Items from a dataset:
######

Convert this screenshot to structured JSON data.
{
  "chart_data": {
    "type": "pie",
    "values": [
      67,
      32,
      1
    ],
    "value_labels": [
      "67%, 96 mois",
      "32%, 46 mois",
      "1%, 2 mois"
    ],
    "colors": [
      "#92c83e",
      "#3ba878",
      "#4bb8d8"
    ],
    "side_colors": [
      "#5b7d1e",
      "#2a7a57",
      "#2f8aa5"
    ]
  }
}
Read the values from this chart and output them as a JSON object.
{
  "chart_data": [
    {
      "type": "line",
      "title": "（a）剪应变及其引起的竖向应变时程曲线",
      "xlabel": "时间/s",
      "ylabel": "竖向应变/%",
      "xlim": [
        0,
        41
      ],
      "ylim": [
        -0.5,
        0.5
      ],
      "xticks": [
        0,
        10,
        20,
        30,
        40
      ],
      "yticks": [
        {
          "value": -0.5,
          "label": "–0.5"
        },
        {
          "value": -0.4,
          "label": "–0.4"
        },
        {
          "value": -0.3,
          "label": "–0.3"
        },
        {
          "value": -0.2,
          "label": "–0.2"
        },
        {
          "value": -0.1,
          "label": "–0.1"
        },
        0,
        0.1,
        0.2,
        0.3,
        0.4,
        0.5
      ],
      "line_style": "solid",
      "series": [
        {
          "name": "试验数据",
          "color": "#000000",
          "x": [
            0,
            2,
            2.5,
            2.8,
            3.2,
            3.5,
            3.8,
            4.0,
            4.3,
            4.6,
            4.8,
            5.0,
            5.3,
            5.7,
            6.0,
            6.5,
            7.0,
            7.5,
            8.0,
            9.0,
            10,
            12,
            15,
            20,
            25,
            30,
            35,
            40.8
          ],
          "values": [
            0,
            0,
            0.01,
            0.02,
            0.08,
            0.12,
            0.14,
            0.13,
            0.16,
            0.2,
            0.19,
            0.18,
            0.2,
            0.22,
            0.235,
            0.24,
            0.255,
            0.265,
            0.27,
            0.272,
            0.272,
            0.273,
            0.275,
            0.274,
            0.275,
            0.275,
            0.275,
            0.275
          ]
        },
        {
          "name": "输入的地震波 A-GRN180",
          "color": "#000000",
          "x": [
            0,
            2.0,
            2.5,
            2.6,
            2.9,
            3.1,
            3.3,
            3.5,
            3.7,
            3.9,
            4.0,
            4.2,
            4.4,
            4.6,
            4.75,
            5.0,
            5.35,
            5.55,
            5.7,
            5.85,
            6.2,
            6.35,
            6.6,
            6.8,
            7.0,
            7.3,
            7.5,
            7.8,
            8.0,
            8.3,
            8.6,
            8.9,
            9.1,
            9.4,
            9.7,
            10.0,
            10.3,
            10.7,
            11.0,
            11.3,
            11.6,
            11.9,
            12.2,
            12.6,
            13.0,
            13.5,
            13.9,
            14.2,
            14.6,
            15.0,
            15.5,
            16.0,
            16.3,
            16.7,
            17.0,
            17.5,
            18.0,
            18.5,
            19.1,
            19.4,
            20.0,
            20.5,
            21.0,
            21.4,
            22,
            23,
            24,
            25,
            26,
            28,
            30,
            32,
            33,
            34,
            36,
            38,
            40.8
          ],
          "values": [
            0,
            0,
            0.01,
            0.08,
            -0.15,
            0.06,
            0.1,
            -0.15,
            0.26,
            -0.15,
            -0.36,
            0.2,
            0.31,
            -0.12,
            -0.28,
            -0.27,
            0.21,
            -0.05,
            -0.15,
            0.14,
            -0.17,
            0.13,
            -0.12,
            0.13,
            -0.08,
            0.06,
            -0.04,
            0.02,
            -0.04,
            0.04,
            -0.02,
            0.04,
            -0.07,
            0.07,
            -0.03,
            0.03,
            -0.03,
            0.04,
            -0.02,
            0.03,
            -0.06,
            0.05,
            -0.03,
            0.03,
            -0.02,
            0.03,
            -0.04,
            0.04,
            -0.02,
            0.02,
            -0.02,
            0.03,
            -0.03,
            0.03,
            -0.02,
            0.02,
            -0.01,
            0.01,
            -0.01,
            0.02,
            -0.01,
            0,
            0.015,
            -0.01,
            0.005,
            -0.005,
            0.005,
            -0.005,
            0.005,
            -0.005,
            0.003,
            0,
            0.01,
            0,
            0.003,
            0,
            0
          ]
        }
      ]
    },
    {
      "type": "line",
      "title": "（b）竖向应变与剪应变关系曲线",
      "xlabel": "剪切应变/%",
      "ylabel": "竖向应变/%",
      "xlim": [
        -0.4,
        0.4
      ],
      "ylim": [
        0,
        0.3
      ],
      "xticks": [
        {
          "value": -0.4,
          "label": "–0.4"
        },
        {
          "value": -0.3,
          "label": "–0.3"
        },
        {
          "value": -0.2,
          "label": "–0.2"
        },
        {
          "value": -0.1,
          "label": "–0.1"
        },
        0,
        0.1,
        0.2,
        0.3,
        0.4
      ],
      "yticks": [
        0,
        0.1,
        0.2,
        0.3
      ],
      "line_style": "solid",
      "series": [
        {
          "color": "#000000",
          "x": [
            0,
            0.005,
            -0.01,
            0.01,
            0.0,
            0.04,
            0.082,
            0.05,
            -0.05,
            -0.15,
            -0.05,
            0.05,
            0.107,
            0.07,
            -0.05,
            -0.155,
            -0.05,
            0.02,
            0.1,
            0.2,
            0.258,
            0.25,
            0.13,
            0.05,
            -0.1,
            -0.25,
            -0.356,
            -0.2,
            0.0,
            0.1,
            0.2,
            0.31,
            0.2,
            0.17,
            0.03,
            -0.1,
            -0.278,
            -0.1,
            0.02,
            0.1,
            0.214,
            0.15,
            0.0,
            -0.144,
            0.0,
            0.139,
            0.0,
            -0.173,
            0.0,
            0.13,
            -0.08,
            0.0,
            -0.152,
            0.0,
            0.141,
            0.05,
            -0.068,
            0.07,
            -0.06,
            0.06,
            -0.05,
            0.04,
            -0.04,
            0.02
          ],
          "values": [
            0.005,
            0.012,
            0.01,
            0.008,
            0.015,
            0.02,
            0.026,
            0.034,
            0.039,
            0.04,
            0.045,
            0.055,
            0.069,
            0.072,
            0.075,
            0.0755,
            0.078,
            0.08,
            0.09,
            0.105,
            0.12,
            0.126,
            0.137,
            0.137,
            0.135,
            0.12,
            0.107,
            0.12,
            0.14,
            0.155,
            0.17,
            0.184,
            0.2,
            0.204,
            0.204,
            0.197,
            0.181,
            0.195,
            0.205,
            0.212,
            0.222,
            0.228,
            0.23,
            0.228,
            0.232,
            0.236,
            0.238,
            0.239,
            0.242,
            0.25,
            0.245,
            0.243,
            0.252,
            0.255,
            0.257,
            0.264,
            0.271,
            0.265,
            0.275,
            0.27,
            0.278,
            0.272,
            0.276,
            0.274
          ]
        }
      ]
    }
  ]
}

######

EXERCISE OBJECTIVE: Using the data above, reproduce every line exactly.

ANSWER BELOW:
Convert this screenshot to structured JSON data.
{
  "chart_data": {
    "type": "pie",
    "values": [
      67,
      32,
      1
    ],
    "value_labels": [
      "67%, 96 mois",
      "32%, 46 mois",
      "1%, 2 mois"
    ],
    "colors": [
      "#92c83e",
      "#3ba878",
      "#4bb8d8"
    ],
    "side_colors": [
      "#5b7d1e",
      "#2a7a57",
      "#2f8aa5"
    ]
  }
}
Read the values from this chart and output them as a JSON object.
{
  "chart_data": [
    {
      "type": "line",
      "title": "（a）剪应变及其引起的竖向应变时程曲线",
      "xlabel": "时间/s",
      "ylabel": "竖向应变/%",
      "xlim": [
        0,
        41
      ],
      "ylim": [
        -0.5,
        0.5
      ],
      "xticks": [
        0,
        10,
        20,
        30,
        40
      ],
      "yticks": [
        {
          "value": -0.5,
          "label": "–0.5"
        },
        {
          "value": -0.4,
          "label": "–0.4"
        },
        {
          "value": -0.3,
          "label": "–0.3"
        },
        {
          "value": -0.2,
          "label": "–0.2"
        },
        {
          "value": -0.1,
          "label": "–0.1"
        },
        0,
        0.1,
        0.2,
        0.3,
        0.4,
        0.5
      ],
      "line_style": "solid",
      "series": [
        {
          "name": "试验数据",
          "color": "#000000",
          "x": [
            0,
            2,
            2.5,
            2.8,
            3.2,
            3.5,
            3.8,
            4.0,
            4.3,
            4.6,
            4.8,
            5.0,
            5.3,
            5.7,
            6.0,
            6.5,
            7.0,
            7.5,
            8.0,
            9.0,
            10,
            12,
            15,
            20,
            25,
            30,
            35,
            40.8
          ],
          "values": [
            0,
            0,
            0.01,
            0.02,
            0.08,
            0.12,
            0.14,
            0.13,
            0.16,
            0.2,
            0.19,
            0.18,
            0.2,
            0.22,
            0.235,
            0.24,
            0.255,
            0.265,
            0.27,
            0.272,
            0.272,
            0.273,
            0.275,
            0.274,
            0.275,
            0.275,
            0.275,
            0.275
          ]
        },
        {
          "name": "输入的地震波 A-GRN180",
          "color": "#000000",
          "x": [
            0,
            2.0,
            2.5,
            2.6,
            2.9,
            3.1,
            3.3,
            3.5,
            3.7,
            3.9,
            4.0,
            4.2,
            4.4,
            4.6,
            4.75,
            5.0,
            5.35,
            5.55,
            5.7,
            5.85,
            6.2,
            6.35,
            6.6,
            6.8,
            7.0,
            7.3,
            7.5,
            7.8,
            8.0,
            8.3,
            8.6,
            8.9,
            9.1,
            9.4,
            9.7,
            10.0,
            10.3,
            10.7,
            11.0,
            11.3,
            11.6,
            11.9,
            12.2,
            12.6,
            13.0,
            13.5,
            13.9,
            14.2,
            14.6,
            15.0,
            15.5,
            16.0,
            16.3,
            16.7,
            17.0,
            17.5,
            18.0,
            18.5,
            19.1,
            19.4,
            20.0,
            20.5,
            21.0,
            21.4,
            22,
            23,
            24,
            25,
            26,
            28,
            30,
            32,
            33,
            34,
            36,
            38,
            40.8
          ],
          "values": [
            0,
            0,
            0.01,
            0.08,
            -0.15,
            0.06,
            0.1,
            -0.15,
            0.26,
            -0.15,
            -0.36,
            0.2,
            0.31,
            -0.12,
            -0.28,
            -0.27,
            0.21,
            -0.05,
            -0.15,
            0.14,
            -0.17,
            0.13,
            -0.12,
            0.13,
            -0.08,
            0.06,
            -0.04,
            0.02,
            -0.04,
            0.04,
            -0.02,
            0.04,
            -0.07,
            0.07,
            -0.03,
            0.03,
            -0.03,
            0.04,
            -0.02,
            0.03,
            -0.06,
            0.05,
            -0.03,
            0.03,
            -0.02,
            0.03,
            -0.04,
            0.04,
            -0.02,
            0.02,
            -0.02,
            0.03,
            -0.03,
            0.03,
            -0.02,
            0.02,
            -0.01,
            0.01,
            -0.01,
            0.02,
            -0.01,
            0,
            0.015,
            -0.01,
            0.005,
            -0.005,
            0.005,
            -0.005,
            0.005,
            -0.005,
            0.003,
            0,
            0.01,
            0,
            0.003,
            0,
            0
          ]
        }
      ]
    },
    {
      "type": "line",
      "title": "（b）竖向应变与剪应变关系曲线",
      "xlabel": "剪切应变/%",
      "ylabel": "竖向应变/%",
      "xlim": [
        -0.4,
        0.4
      ],
      "ylim": [
        0,
        0.3
      ],
      "xticks": [
        {
          "value": -0.4,
          "label": "–0.4"
        },
        {
          "value": -0.3,
          "label": "–0.3"
        },
        {
          "value": -0.2,
          "label": "–0.2"
        },
        {
          "value": -0.1,
          "label": "–0.1"
        },
        0,
        0.1,
        0.2,
        0.3,
        0.4
      ],
      "yticks": [
        0,
        0.1,
        0.2,
        0.3
      ],
      "line_style": "solid",
      "series": [
        {
          "color": "#000000",
          "x": [
            0,
            0.005,
            -0.01,
            0.01,
            0.0,
            0.04,
            0.082,
            0.05,
            -0.05,
            -0.15,
            -0.05,
            0.05,
            0.107,
            0.07,
            -0.05,
            -0.155,
            -0.05,
            0.02,
            0.1,
            0.2,
            0.258,
            0.25,
            0.13,
            0.05,
            -0.1,
            -0.25,
            -0.356,
            -0.2,
            0.0,
            0.1,
            0.2,
            0.31,
            0.2,
            0.17,
            0.03,
            -0.1,
            -0.278,
            -0.1,
            0.02,
            0.1,
            0.214,
            0.15,
            0.0,
            -0.144,
            0.0,
            0.139,
            0.0,
            -0.173,
            0.0,
            0.13,
            -0.08,
            0.0,
            -0.152,
            0.0,
            0.141,
            0.05,
            -0.068,
            0.07,
            -0.06,
            0.06,
            -0.05,
            0.04,
            -0.04,
            0.02
          ],
          "values": [
            0.005,
            0.012,
            0.01,
            0.008,
            0.015,
            0.02,
            0.026,
            0.034,
            0.039,
            0.04,
            0.045,
            0.055,
            0.069,
            0.072,
            0.075,
            0.0755,
            0.078,
            0.08,
            0.09,
            0.105,
            0.12,
            0.126,
            0.137,
            0.137,
            0.135,
            0.12,
            0.107,
            0.12,
            0.14,
            0.155,
            0.17,
            0.184,
            0.2,
            0.204,
            0.204,
            0.197,
            0.181,
            0.195,
            0.205,
            0.212,
            0.222,
            0.228,
            0.23,
            0.228,
            0.232,
            0.236,
            0.238,
            0.239,
            0.242,
            0.25,
            0.245,
            0.243,
            0.252,
            0.255,
            0.257,
            0.264,
            0.271,
            0.265,
            0.275,
            0.27,
            0.278,
            0.272,
            0.276,
            0.274
          ]
        }
      ]
    }
  ]
}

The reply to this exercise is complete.